* BEGIN Supplied data *

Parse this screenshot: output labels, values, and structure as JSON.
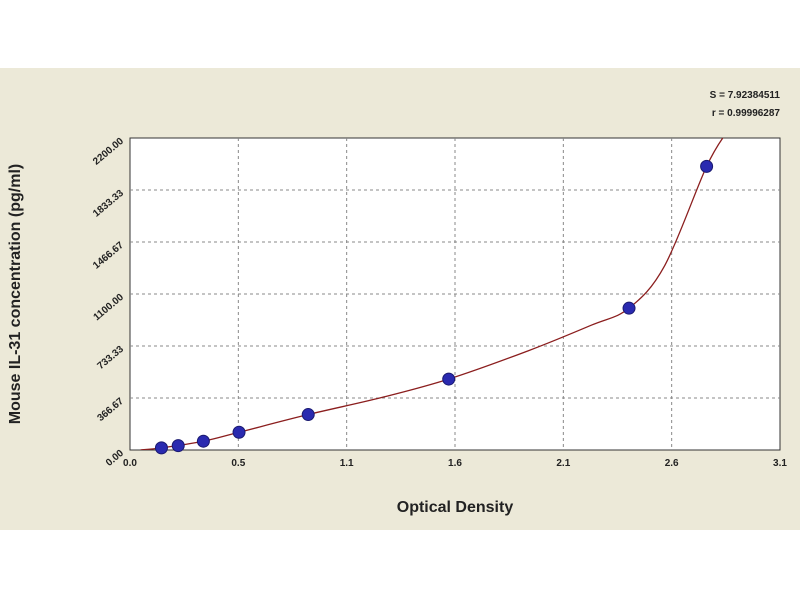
{
  "chart_data": {
    "type": "scatter",
    "xlabel": "Optical Density",
    "ylabel": "Mouse IL-31 concentration (pg/ml)",
    "xlim": [
      0.0,
      3.1
    ],
    "ylim": [
      0,
      2200
    ],
    "x_ticks": [
      "0.0",
      "0.5",
      "1.1",
      "1.6",
      "2.1",
      "2.6",
      "3.1"
    ],
    "y_ticks": [
      "0.00",
      "366.67",
      "733.33",
      "1100.00",
      "1466.67",
      "1833.33",
      "2200.00"
    ],
    "stats": [
      "S = 7.92384511",
      "r = 0.99996287"
    ],
    "grid": true,
    "points": {
      "x": [
        0.15,
        0.23,
        0.35,
        0.52,
        0.85,
        1.52,
        2.38,
        2.75
      ],
      "y": [
        15,
        31,
        62,
        125,
        250,
        500,
        1000,
        2000
      ]
    },
    "fit_curve": {
      "x": [
        0.05,
        0.15,
        0.35,
        0.52,
        0.85,
        1.2,
        1.52,
        1.9,
        2.2,
        2.38,
        2.55,
        2.75,
        2.85
      ],
      "y": [
        0,
        15,
        62,
        125,
        250,
        370,
        500,
        700,
        880,
        1000,
        1300,
        2000,
        2250
      ]
    },
    "colors": {
      "marker": "#2a2ab0",
      "curve": "#8b1e1e",
      "grid": "#888888"
    }
  }
}
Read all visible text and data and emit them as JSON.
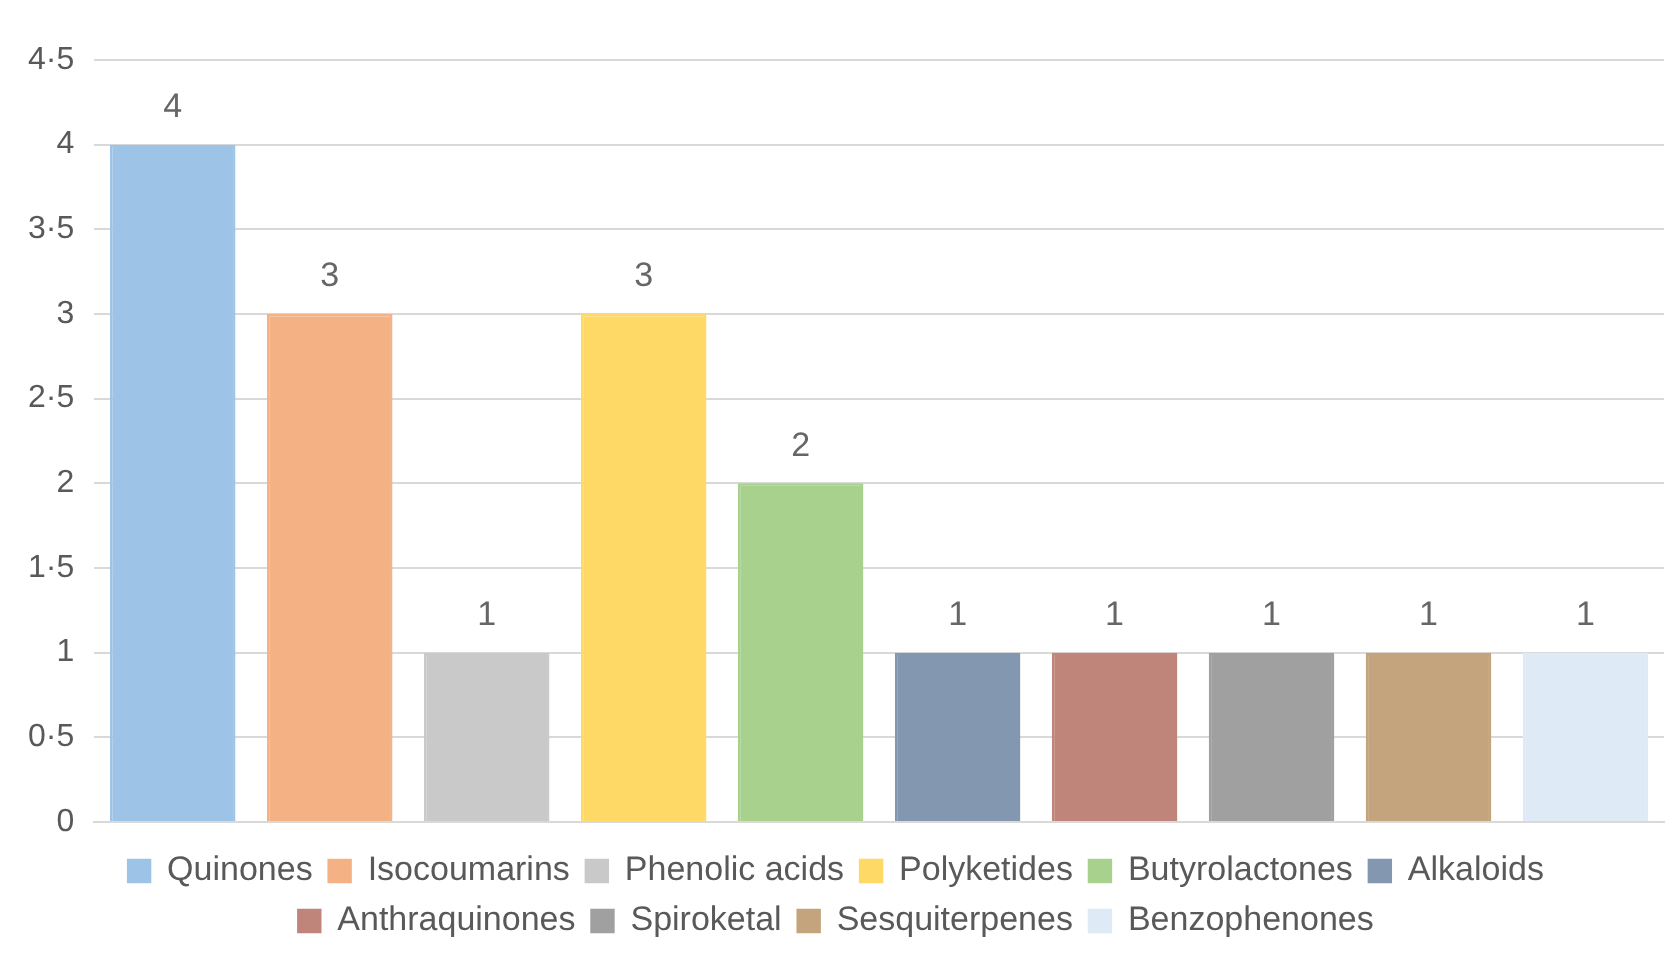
{
  "chart_data": {
    "type": "bar",
    "categories": [
      null,
      null,
      null,
      null,
      null,
      null,
      null,
      null,
      null,
      null
    ],
    "series": [
      {
        "name": "Quinones",
        "color": "#9dc3e6",
        "values": [
          4,
          null,
          null,
          null,
          null,
          null,
          null,
          null,
          null,
          null
        ]
      },
      {
        "name": "Isocoumarins",
        "color": "#f4b183",
        "values": [
          null,
          3,
          null,
          null,
          null,
          null,
          null,
          null,
          null,
          null
        ]
      },
      {
        "name": "Phenolic acids",
        "color": "#c9c9c9",
        "values": [
          null,
          null,
          1,
          null,
          null,
          null,
          null,
          null,
          null,
          null
        ]
      },
      {
        "name": "Polyketides",
        "color": "#ffd966",
        "values": [
          null,
          null,
          null,
          3,
          null,
          null,
          null,
          null,
          null,
          null
        ]
      },
      {
        "name": "Butyrolactones",
        "color": "#a9d18e",
        "values": [
          null,
          null,
          null,
          null,
          2,
          null,
          null,
          null,
          null,
          null
        ]
      },
      {
        "name": "Alkaloids",
        "color": "#8497b0",
        "values": [
          null,
          null,
          null,
          null,
          null,
          1,
          null,
          null,
          null,
          null
        ]
      },
      {
        "name": "Anthraquinones",
        "color": "#c0857a",
        "values": [
          null,
          null,
          null,
          null,
          null,
          null,
          1,
          null,
          null,
          null
        ]
      },
      {
        "name": "Spiroketal",
        "color": "#a0a0a0",
        "values": [
          null,
          null,
          null,
          null,
          null,
          null,
          null,
          1,
          null,
          null
        ]
      },
      {
        "name": "Sesquiterpenes",
        "color": "#c4a47c",
        "values": [
          null,
          null,
          null,
          null,
          null,
          null,
          null,
          null,
          1,
          null
        ]
      },
      {
        "name": "Benzophenones",
        "color": "#deebf7",
        "values": [
          null,
          null,
          null,
          null,
          null,
          null,
          null,
          null,
          null,
          1
        ]
      }
    ],
    "ylim": [
      0,
      4.5
    ],
    "yticks": [
      0,
      {
        "value": 0.5,
        "label": "0·5"
      },
      1,
      {
        "value": 1.5,
        "label": "1·5"
      },
      2,
      {
        "value": 2.5,
        "label": "2·5"
      },
      3,
      {
        "value": 3.5,
        "label": "3·5"
      },
      4,
      {
        "value": 4.5,
        "label": "4·5"
      }
    ],
    "grid": "y",
    "legend": "bottom",
    "data_labels": true
  }
}
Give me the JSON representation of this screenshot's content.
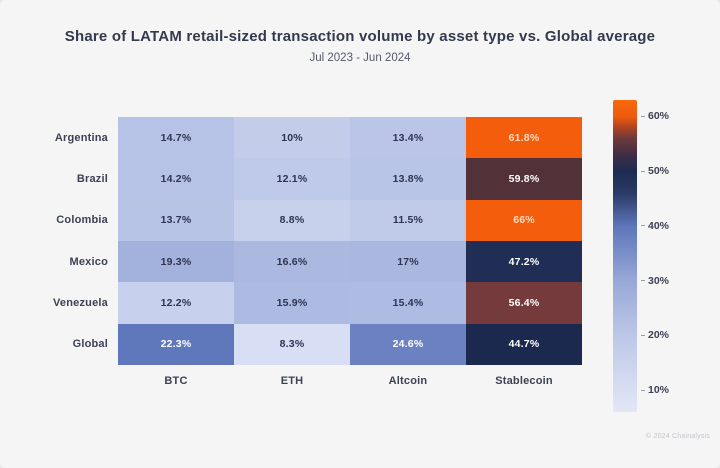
{
  "header": {
    "title": "Share of LATAM retail-sized transaction volume by asset type vs. Global average",
    "subtitle": "Jul 2023 - Jun 2024"
  },
  "chart_data": {
    "type": "heatmap",
    "rows": [
      "Argentina",
      "Brazil",
      "Colombia",
      "Mexico",
      "Venezuela",
      "Global"
    ],
    "columns": [
      "BTC",
      "ETH",
      "Altcoin",
      "Stablecoin"
    ],
    "values": [
      [
        14.7,
        10,
        13.4,
        61.8
      ],
      [
        14.2,
        12.1,
        13.8,
        59.8
      ],
      [
        13.7,
        8.8,
        11.5,
        66
      ],
      [
        19.3,
        16.6,
        17,
        47.2
      ],
      [
        12.2,
        15.9,
        15.4,
        56.4
      ],
      [
        22.3,
        8.3,
        24.6,
        44.7
      ]
    ],
    "cell_labels": [
      [
        "14.7%",
        "10%",
        "13.4%",
        "61.8%"
      ],
      [
        "14.2%",
        "12.1%",
        "13.8%",
        "59.8%"
      ],
      [
        "13.7%",
        "8.8%",
        "11.5%",
        "66%"
      ],
      [
        "19.3%",
        "16.6%",
        "17%",
        "47.2%"
      ],
      [
        "12.2%",
        "15.9%",
        "15.4%",
        "56.4%"
      ],
      [
        "22.3%",
        "8.3%",
        "24.6%",
        "44.7%"
      ]
    ],
    "cell_colors": [
      [
        "#b7c3e6",
        "#c3cdea",
        "#bac5e7",
        "#f45d0c"
      ],
      [
        "#b7c3e6",
        "#bfc9e9",
        "#b9c5e7",
        "#533138"
      ],
      [
        "#b8c4e6",
        "#c8d1ec",
        "#c0cae9",
        "#f45d0c"
      ],
      [
        "#a3b2dd",
        "#abb9e0",
        "#aab8e0",
        "#202e55"
      ],
      [
        "#c7d0ed",
        "#adbae1",
        "#aebbe2",
        "#743a3c"
      ],
      [
        "#5f78bb",
        "#d8def3",
        "#6c81c2",
        "#1b294e"
      ]
    ],
    "text_on_dark": "#ffffff",
    "text_on_orange": "#ffd9c4",
    "text_on_light": "#2e3452",
    "colorbar": {
      "min": 6,
      "max": 63,
      "ticks": [
        {
          "label": "60%",
          "value": 60
        },
        {
          "label": "50%",
          "value": 50
        },
        {
          "label": "40%",
          "value": 40
        },
        {
          "label": "30%",
          "value": 30
        },
        {
          "label": "20%",
          "value": 20
        },
        {
          "label": "10%",
          "value": 10
        }
      ],
      "stops": [
        {
          "value": 63,
          "color": "#f7690c"
        },
        {
          "value": 60,
          "color": "#ee5a0e"
        },
        {
          "value": 58,
          "color": "#b04422"
        },
        {
          "value": 56,
          "color": "#6e3a3b"
        },
        {
          "value": 53,
          "color": "#402e45"
        },
        {
          "value": 50,
          "color": "#1d2b50"
        },
        {
          "value": 46,
          "color": "#2a3a66"
        },
        {
          "value": 40,
          "color": "#5d76ba"
        },
        {
          "value": 30,
          "color": "#98a8d6"
        },
        {
          "value": 20,
          "color": "#bcc7e7"
        },
        {
          "value": 12,
          "color": "#d3daf0"
        },
        {
          "value": 6,
          "color": "#e2e7f6"
        }
      ]
    }
  },
  "footer": {
    "attribution": "© 2024 Chainalysis"
  }
}
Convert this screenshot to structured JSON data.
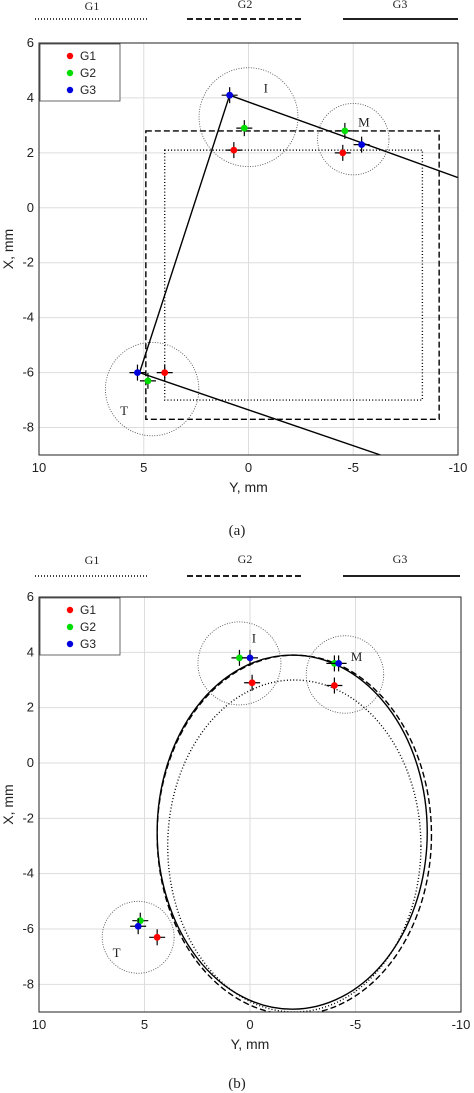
{
  "header_legends": [
    {
      "label": "G1",
      "style": "dotted"
    },
    {
      "label": "G2",
      "style": "dashed"
    },
    {
      "label": "G3",
      "style": "solid"
    }
  ],
  "colors": {
    "G1": "#ff0000",
    "G2": "#00dd00",
    "G3": "#0000dd",
    "line": "#000000",
    "grid": "#dddddd"
  },
  "chart_data": [
    {
      "type": "line",
      "panel": "(a)",
      "xlabel": "Y, mm",
      "ylabel": "X, mm",
      "xlim": [
        10,
        -10
      ],
      "ylim": [
        -9,
        6
      ],
      "xticks": [
        "10",
        "5",
        "0",
        "-5",
        "-10"
      ],
      "yticks": [
        "6",
        "4",
        "2",
        "0",
        "-2",
        "-4",
        "-6",
        "-8"
      ],
      "legend": {
        "placement": "top-left",
        "entries": [
          "G1",
          "G2",
          "G3"
        ]
      },
      "markers": [
        {
          "series": "G1",
          "y": 0.7,
          "x": 2.1
        },
        {
          "series": "G1",
          "y": -4.5,
          "x": 2.0
        },
        {
          "series": "G1",
          "y": 4.0,
          "x": -6.0
        },
        {
          "series": "G2",
          "y": 0.2,
          "x": 2.9
        },
        {
          "series": "G2",
          "y": -4.6,
          "x": 2.8
        },
        {
          "series": "G2",
          "y": 4.8,
          "x": -6.3
        },
        {
          "series": "G3",
          "y": 0.9,
          "x": 4.1
        },
        {
          "series": "G3",
          "y": -5.4,
          "x": 2.3
        },
        {
          "series": "G3",
          "y": 5.3,
          "x": -6.0
        }
      ],
      "circles": [
        {
          "label": "I",
          "y": 0.0,
          "x": 3.3,
          "r": 1.8
        },
        {
          "label": "M",
          "y": -5.0,
          "x": 2.5,
          "r": 1.3
        },
        {
          "label": "T",
          "y": 4.6,
          "x": -6.6,
          "r": 1.7
        }
      ],
      "shapes": [
        {
          "series": "G3",
          "kind": "lines",
          "segments": [
            [
              [
                5.2,
                -6.0
              ],
              [
                0.9,
                4.1
              ],
              [
                -10.0,
                1.1
              ]
            ],
            [
              [
                5.2,
                -6.0
              ],
              [
                -6.3,
                -9.0
              ]
            ]
          ]
        },
        {
          "series": "G2",
          "kind": "rect",
          "y1": 4.9,
          "y2": -9.1,
          "x1": -7.7,
          "x2": 2.8
        },
        {
          "series": "G1",
          "kind": "rect",
          "y1": 4.0,
          "y2": -8.3,
          "x1": -7.0,
          "x2": 2.1
        }
      ]
    },
    {
      "type": "line",
      "panel": "(b)",
      "xlabel": "Y, mm",
      "ylabel": "X, mm",
      "xlim": [
        10,
        -10
      ],
      "ylim": [
        -9,
        6
      ],
      "xticks": [
        "10",
        "5",
        "0",
        "-5",
        "-10"
      ],
      "yticks": [
        "6",
        "4",
        "2",
        "0",
        "-2",
        "-4",
        "-6",
        "-8"
      ],
      "legend": {
        "placement": "top-left",
        "entries": [
          "G1",
          "G2",
          "G3"
        ]
      },
      "markers": [
        {
          "series": "G1",
          "y": -0.1,
          "x": 2.9
        },
        {
          "series": "G1",
          "y": -4.0,
          "x": 2.8
        },
        {
          "series": "G1",
          "y": 4.4,
          "x": -6.3
        },
        {
          "series": "G2",
          "y": 0.5,
          "x": 3.8
        },
        {
          "series": "G2",
          "y": -4.0,
          "x": 3.6
        },
        {
          "series": "G2",
          "y": 5.2,
          "x": -5.7
        },
        {
          "series": "G3",
          "y": 0.0,
          "x": 3.8
        },
        {
          "series": "G3",
          "y": -4.2,
          "x": 3.6
        },
        {
          "series": "G3",
          "y": 5.3,
          "x": -5.9
        }
      ],
      "circles": [
        {
          "label": "I",
          "y": 0.5,
          "x": 3.6,
          "r": 1.5
        },
        {
          "label": "M",
          "y": -4.5,
          "x": 3.2,
          "r": 1.4
        },
        {
          "label": "T",
          "y": 5.3,
          "x": -6.3,
          "r": 1.3
        }
      ],
      "shapes": [
        {
          "series": "G3",
          "kind": "circle",
          "cy": -2.0,
          "cx": -2.5,
          "r": 6.4
        },
        {
          "series": "G2",
          "kind": "circle",
          "cy": -2.1,
          "cx": -2.6,
          "r": 6.5
        },
        {
          "series": "G1",
          "kind": "circle",
          "cy": -2.1,
          "cx": -3.0,
          "r": 6.0
        }
      ]
    }
  ],
  "captions": [
    "(a)",
    "(b)"
  ]
}
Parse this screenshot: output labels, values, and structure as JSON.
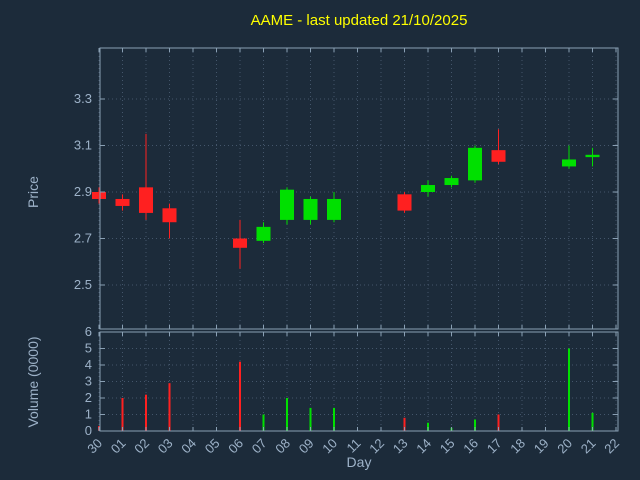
{
  "chart_data": {
    "type": "candlestick",
    "title": "AAME - last updated 21/10/2025",
    "xlabel": "Day",
    "price_ylabel": "Price",
    "volume_ylabel": "Volume (0000)",
    "x_ticks": [
      "30",
      "01",
      "02",
      "03",
      "04",
      "05",
      "06",
      "07",
      "08",
      "09",
      "10",
      "11",
      "12",
      "13",
      "14",
      "15",
      "16",
      "17",
      "18",
      "19",
      "20",
      "21",
      "22"
    ],
    "price_ticks": [
      "2.5",
      "2.7",
      "2.9",
      "3.1",
      "3.3"
    ],
    "volume_ticks": [
      "0",
      "1",
      "2",
      "3",
      "4",
      "5",
      "6"
    ],
    "price_axis_range": [
      2.33,
      3.52
    ],
    "volume_axis_range": [
      0,
      6
    ],
    "grid": true,
    "legend": "none",
    "colors": {
      "background": "#1c2b3a",
      "title": "#ffff00",
      "axis_text": "#9db2c8",
      "border": "#8aa0b4",
      "grid": "#44566b",
      "up": "#00e000",
      "down": "#ff2020"
    },
    "candles": [
      {
        "day": "30",
        "open": 2.9,
        "high": 2.92,
        "low": 2.85,
        "close": 2.87,
        "volume": 0.3
      },
      {
        "day": "01",
        "open": 2.87,
        "high": 2.89,
        "low": 2.82,
        "close": 2.84,
        "volume": 2.0
      },
      {
        "day": "02",
        "open": 2.92,
        "high": 3.15,
        "low": 2.78,
        "close": 2.81,
        "volume": 2.2
      },
      {
        "day": "03",
        "open": 2.83,
        "high": 2.85,
        "low": 2.7,
        "close": 2.77,
        "volume": 2.9
      },
      {
        "day": "06",
        "open": 2.7,
        "high": 2.78,
        "low": 2.57,
        "close": 2.66,
        "volume": 4.2
      },
      {
        "day": "07",
        "open": 2.69,
        "high": 2.77,
        "low": 2.68,
        "close": 2.75,
        "volume": 1.0
      },
      {
        "day": "08",
        "open": 2.78,
        "high": 2.92,
        "low": 2.76,
        "close": 2.91,
        "volume": 2.0
      },
      {
        "day": "09",
        "open": 2.78,
        "high": 2.88,
        "low": 2.76,
        "close": 2.87,
        "volume": 1.4
      },
      {
        "day": "10",
        "open": 2.78,
        "high": 2.9,
        "low": 2.77,
        "close": 2.87,
        "volume": 1.4
      },
      {
        "day": "13",
        "open": 2.89,
        "high": 2.9,
        "low": 2.81,
        "close": 2.82,
        "volume": 0.8
      },
      {
        "day": "14",
        "open": 2.9,
        "high": 2.95,
        "low": 2.88,
        "close": 2.93,
        "volume": 0.5
      },
      {
        "day": "15",
        "open": 2.93,
        "high": 2.97,
        "low": 2.92,
        "close": 2.96,
        "volume": 0.2
      },
      {
        "day": "16",
        "open": 2.95,
        "high": 3.1,
        "low": 2.94,
        "close": 3.09,
        "volume": 0.7
      },
      {
        "day": "17",
        "open": 3.08,
        "high": 3.17,
        "low": 3.02,
        "close": 3.03,
        "volume": 1.0
      },
      {
        "day": "20",
        "open": 3.01,
        "high": 3.1,
        "low": 3.0,
        "close": 3.04,
        "volume": 5.0
      },
      {
        "day": "21",
        "open": 3.05,
        "high": 3.09,
        "low": 3.01,
        "close": 3.06,
        "volume": 1.1
      }
    ]
  }
}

* END Supplied data *

_What the task asks_
What is the number of lines holding the word "screenshot"? State it alone.

_Finished task_
4